### Problem to solve:
Exactly as they appear, output all of the entries.

* Begin Extracted entries *

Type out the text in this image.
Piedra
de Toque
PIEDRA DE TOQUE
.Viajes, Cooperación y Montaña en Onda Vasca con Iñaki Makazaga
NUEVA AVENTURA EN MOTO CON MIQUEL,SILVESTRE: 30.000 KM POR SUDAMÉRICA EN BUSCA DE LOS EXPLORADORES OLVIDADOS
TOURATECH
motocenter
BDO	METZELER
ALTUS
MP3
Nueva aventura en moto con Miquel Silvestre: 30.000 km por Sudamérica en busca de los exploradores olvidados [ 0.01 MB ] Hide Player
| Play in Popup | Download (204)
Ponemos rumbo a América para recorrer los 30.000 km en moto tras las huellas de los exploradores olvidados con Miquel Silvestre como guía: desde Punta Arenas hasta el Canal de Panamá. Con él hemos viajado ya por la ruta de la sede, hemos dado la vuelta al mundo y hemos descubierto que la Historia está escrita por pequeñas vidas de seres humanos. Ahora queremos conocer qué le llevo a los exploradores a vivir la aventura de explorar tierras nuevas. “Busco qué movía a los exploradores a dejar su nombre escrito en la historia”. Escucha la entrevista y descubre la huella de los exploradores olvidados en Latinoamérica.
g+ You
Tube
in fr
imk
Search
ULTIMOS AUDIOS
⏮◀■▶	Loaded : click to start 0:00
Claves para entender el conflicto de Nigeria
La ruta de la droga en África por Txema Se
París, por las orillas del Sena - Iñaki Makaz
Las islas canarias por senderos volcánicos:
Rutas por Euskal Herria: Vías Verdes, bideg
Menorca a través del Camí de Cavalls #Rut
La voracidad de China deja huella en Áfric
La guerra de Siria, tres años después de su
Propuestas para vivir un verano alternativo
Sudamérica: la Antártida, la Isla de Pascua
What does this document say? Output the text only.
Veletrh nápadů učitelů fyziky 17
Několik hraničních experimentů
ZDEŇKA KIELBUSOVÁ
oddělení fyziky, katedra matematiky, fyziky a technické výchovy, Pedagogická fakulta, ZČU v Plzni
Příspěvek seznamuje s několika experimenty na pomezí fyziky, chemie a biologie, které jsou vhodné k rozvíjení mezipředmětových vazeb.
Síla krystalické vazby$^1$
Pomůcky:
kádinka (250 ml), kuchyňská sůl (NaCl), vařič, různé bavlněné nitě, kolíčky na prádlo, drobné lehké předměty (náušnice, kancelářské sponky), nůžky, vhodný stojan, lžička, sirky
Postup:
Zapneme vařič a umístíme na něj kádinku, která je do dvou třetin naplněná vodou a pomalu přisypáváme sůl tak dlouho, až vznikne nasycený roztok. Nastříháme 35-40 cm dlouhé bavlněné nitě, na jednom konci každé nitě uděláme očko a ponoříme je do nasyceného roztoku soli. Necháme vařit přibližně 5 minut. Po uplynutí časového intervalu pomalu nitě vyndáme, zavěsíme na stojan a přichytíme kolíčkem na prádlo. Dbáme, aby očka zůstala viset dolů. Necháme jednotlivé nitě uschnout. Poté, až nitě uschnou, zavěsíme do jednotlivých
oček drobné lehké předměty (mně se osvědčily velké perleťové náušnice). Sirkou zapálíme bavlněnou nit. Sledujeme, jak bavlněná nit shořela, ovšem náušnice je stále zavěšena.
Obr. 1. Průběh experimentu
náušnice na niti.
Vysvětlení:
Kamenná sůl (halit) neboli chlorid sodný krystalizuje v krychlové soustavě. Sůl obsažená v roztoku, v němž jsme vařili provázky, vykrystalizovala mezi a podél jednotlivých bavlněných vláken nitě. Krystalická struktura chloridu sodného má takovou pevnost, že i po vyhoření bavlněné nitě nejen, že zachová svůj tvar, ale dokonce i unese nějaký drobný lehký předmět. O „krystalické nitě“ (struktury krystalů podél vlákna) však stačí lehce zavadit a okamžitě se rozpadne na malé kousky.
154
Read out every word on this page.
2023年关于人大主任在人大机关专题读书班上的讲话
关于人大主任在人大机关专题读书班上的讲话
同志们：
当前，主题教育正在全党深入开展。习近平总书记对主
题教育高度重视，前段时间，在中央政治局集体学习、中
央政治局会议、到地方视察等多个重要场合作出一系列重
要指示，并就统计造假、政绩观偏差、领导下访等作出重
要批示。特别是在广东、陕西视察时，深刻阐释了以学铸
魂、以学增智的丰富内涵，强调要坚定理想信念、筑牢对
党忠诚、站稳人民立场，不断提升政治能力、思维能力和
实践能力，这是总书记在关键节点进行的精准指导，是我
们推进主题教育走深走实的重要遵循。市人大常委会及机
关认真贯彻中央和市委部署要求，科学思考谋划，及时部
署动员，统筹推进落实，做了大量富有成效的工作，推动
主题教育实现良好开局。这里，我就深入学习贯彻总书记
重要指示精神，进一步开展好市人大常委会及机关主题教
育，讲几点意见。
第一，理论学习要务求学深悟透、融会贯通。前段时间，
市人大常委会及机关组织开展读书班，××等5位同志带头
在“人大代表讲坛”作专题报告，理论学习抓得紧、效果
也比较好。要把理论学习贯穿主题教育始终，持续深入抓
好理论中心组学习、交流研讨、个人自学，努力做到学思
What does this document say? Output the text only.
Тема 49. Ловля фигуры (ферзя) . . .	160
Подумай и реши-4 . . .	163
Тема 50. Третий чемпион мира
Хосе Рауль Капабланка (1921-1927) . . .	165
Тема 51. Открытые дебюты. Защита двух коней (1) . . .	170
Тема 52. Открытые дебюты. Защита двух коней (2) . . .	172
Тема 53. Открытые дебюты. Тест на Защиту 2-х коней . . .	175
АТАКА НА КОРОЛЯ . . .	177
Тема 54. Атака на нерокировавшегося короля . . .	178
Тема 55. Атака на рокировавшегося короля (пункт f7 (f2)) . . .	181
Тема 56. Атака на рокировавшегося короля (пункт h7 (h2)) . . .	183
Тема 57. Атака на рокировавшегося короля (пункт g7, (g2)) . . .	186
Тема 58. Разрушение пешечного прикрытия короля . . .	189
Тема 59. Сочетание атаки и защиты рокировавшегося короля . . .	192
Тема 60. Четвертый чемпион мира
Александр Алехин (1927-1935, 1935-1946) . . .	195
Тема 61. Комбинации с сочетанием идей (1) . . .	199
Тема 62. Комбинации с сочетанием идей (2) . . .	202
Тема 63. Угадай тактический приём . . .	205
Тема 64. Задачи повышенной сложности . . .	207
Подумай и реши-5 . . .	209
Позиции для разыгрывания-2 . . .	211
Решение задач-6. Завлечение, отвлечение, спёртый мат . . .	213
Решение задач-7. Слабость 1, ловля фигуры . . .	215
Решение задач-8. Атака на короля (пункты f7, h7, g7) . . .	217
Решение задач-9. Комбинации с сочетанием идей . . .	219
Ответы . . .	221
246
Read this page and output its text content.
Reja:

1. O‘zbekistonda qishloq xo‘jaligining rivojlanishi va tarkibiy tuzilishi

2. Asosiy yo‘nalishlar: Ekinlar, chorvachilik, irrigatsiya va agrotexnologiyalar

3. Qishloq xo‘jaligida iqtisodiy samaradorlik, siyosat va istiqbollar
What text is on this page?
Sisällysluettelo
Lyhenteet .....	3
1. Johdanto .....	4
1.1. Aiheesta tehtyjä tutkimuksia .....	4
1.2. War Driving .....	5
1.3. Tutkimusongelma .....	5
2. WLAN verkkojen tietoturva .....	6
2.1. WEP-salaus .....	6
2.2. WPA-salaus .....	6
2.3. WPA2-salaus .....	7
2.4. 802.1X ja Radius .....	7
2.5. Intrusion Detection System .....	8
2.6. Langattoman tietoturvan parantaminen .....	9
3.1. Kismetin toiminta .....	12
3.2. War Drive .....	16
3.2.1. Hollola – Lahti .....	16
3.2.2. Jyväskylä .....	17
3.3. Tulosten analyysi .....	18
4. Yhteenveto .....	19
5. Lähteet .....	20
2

* End Extracted entries *

### Task solution:
Type out the text in this image.
Piedra
de Toque
PIEDRA DE TOQUE
.Viajes, Cooperación y Montaña en Onda Vasca con Iñaki Makazaga
NUEVA AVENTURA EN MOTO CON MIQUEL,SILVESTRE: 30.000 KM POR SUDAMÉRICA EN BUSCA DE LOS EXPLORADORES OLVIDADOS
TOURATECH
motocenter
BDO	METZELER
ALTUS
MP3
Nueva aventura en moto con Miquel Silvestre: 30.000 km por Sudamérica en busca de los exploradores olvidados [ 0.01 MB ] Hide Player
| Play in Popup | Download (204)
Ponemos rumbo a América para recorrer los 30.000 km en moto tras las huellas de los exploradores olvidados con Miquel Silvestre como guía: desde Punta Arenas hasta el Canal de Panamá. Con él hemos viajado ya por la ruta de la sede, hemos dado la vuelta al mundo y hemos descubierto que la Historia está escrita por pequeñas vidas de seres humanos. Ahora queremos conocer qué le llevo a los exploradores a vivir la aventura de explorar tierras nuevas. “Busco qué movía a los exploradores a dejar su nombre escrito en la historia”. Escucha la entrevista y descubre la huella de los exploradores olvidados en Latinoamérica.
g+ You
Tube
in fr
imk
Search
ULTIMOS AUDIOS
⏮◀■▶	Loaded : click to start 0:00
Claves para entender el conflicto de Nigeria
La ruta de la droga en África por Txema Se
París, por las orillas del Sena - Iñaki Makaz
Las islas canarias por senderos volcánicos:
Rutas por Euskal Herria: Vías Verdes, bideg
Menorca a través del Camí de Cavalls #Rut
La voracidad de China deja huella en Áfric
La guerra de Siria, tres años después de su
Propuestas para vivir un verano alternativo
Sudamérica: la Antártida, la Isla de Pascua
What does this document say? Output the text only.
Veletrh nápadů učitelů fyziky 17
Několik hraničních experimentů
ZDEŇKA KIELBUSOVÁ
oddělení fyziky, katedra matematiky, fyziky a technické výchovy, Pedagogická fakulta, ZČU v Plzni
Příspěvek seznamuje s několika experimenty na pomezí fyziky, chemie a biologie, které jsou vhodné k rozvíjení mezipředmětových vazeb.
Síla krystalické vazby$^1$
Pomůcky:
kádinka (250 ml), kuchyňská sůl (NaCl), vařič, různé bavlněné nitě, kolíčky na prádlo, drobné lehké předměty (náušnice, kancelářské sponky), nůžky, vhodný stojan, lžička, sirky
Postup:
Zapneme vařič a umístíme na něj kádinku, která je do dvou třetin naplněná vodou a pomalu přisypáváme sůl tak dlouho, až vznikne nasycený roztok. Nastříháme 35-40 cm dlouhé bavlněné nitě, na jednom konci každé nitě uděláme očko a ponoříme je do nasyceného roztoku soli. Necháme vařit přibližně 5 minut. Po uplynutí časového intervalu pomalu nitě vyndáme, zavěsíme na stojan a přichytíme kolíčkem na prádlo. Dbáme, aby očka zůstala viset dolů. Necháme jednotlivé nitě uschnout. Poté, až nitě uschnou, zavěsíme do jednotlivých
oček drobné lehké předměty (mně se osvědčily velké perleťové náušnice). Sirkou zapálíme bavlněnou nit. Sledujeme, jak bavlněná nit shořela, ovšem náušnice je stále zavěšena.
Obr. 1. Průběh experimentu
náušnice na niti.
Vysvětlení:
Kamenná sůl (halit) neboli chlorid sodný krystalizuje v krychlové soustavě. Sůl obsažená v roztoku, v němž jsme vařili provázky, vykrystalizovala mezi a podél jednotlivých bavlněných vláken nitě. Krystalická struktura chloridu sodného má takovou pevnost, že i po vyhoření bavlněné nitě nejen, že zachová svůj tvar, ale dokonce i unese nějaký drobný lehký předmět. O „krystalické nitě“ (struktury krystalů podél vlákna) však stačí lehce zavadit a okamžitě se rozpadne na malé kousky.
154
Read out every word on this page.
2023年关于人大主任在人大机关专题读书班上的讲话
关于人大主任在人大机关专题读书班上的讲话
同志们：
当前，主题教育正在全党深入开展。习近平总书记对主
题教育高度重视，前段时间，在中央政治局集体学习、中
央政治局会议、到地方视察等多个重要场合作出一系列重
要指示，并就统计造假、政绩观偏差、领导下访等作出重
要批示。特别是在广东、陕西视察时，深刻阐释了以学铸
魂、以学增智的丰富内涵，强调要坚定理想信念、筑牢对
党忠诚、站稳人民立场，不断提升政治能力、思维能力和
实践能力，这是总书记在关键节点进行的精准指导，是我
们推进主题教育走深走实的重要遵循。市人大常委会及机
关认真贯彻中央和市委部署要求，科学思考谋划，及时部
署动员，统筹推进落实，做了大量富有成效的工作，推动
主题教育实现良好开局。这里，我就深入学习贯彻总书记
重要指示精神，进一步开展好市人大常委会及机关主题教
育，讲几点意见。
第一，理论学习要务求学深悟透、融会贯通。前段时间，
市人大常委会及机关组织开展读书班，××等5位同志带头
在“人大代表讲坛”作专题报告，理论学习抓得紧、效果
也比较好。要把理论学习贯穿主题教育始终，持续深入抓
好理论中心组学习、交流研讨、个人自学，努力做到学思
What does this document say? Output the text only.
Тема 49. Ловля фигуры (ферзя) . . .	160
Подумай и реши-4 . . .	163
Тема 50. Третий чемпион мира
Хосе Рауль Капабланка (1921-1927) . . .	165
Тема 51. Открытые дебюты. Защита двух коней (1) . . .	170
Тема 52. Открытые дебюты. Защита двух коней (2) . . .	172
Тема 53. Открытые дебюты. Тест на Защиту 2-х коней . . .	175
АТАКА НА КОРОЛЯ . . .	177
Тема 54. Атака на нерокировавшегося короля . . .	178
Тема 55. Атака на рокировавшегося короля (пункт f7 (f2)) . . .	181
Тема 56. Атака на рокировавшегося короля (пункт h7 (h2)) . . .	183
Тема 57. Атака на рокировавшегося короля (пункт g7, (g2)) . . .	186
Тема 58. Разрушение пешечного прикрытия короля . . .	189
Тема 59. Сочетание атаки и защиты рокировавшегося короля . . .	192
Тема 60. Четвертый чемпион мира
Александр Алехин (1927-1935, 1935-1946) . . .	195
Тема 61. Комбинации с сочетанием идей (1) . . .	199
Тема 62. Комбинации с сочетанием идей (2) . . .	202
Тема 63. Угадай тактический приём . . .	205
Тема 64. Задачи повышенной сложности . . .	207
Подумай и реши-5 . . .	209
Позиции для разыгрывания-2 . . .	211
Решение задач-6. Завлечение, отвлечение, спёртый мат . . .	213
Решение задач-7. Слабость 1, ловля фигуры . . .	215
Решение задач-8. Атака на короля (пункты f7, h7, g7) . . .	217
Решение задач-9. Комбинации с сочетанием идей . . .	219
Ответы . . .	221
246
Read this page and output its text content.
Reja:

1. O‘zbekistonda qishloq xo‘jaligining rivojlanishi va tarkibiy tuzilishi

2. Asosiy yo‘nalishlar: Ekinlar, chorvachilik, irrigatsiya va agrotexnologiyalar

3. Qishloq xo‘jaligida iqtisodiy samaradorlik, siyosat va istiqbollar
What text is on this page?
Sisällysluettelo
Lyhenteet .....	3
1. Johdanto .....	4
1.1. Aiheesta tehtyjä tutkimuksia .....	4
1.2. War Driving .....	5
1.3. Tutkimusongelma .....	5
2. WLAN verkkojen tietoturva .....	6
2.1. WEP-salaus .....	6
2.2. WPA-salaus .....	6
2.3. WPA2-salaus .....	7
2.4. 802.1X ja Radius .....	7
2.5. Intrusion Detection System .....	8
2.6. Langattoman tietoturvan parantaminen .....	9
3.1. Kismetin toiminta .....	12
3.2. War Drive .....	16
3.2.1. Hollola – Lahti .....	16
3.2.2. Jyväskylä .....	17
3.3. Tulosten analyysi .....	18
4. Yhteenveto .....	19
5. Lähteet .....	20
2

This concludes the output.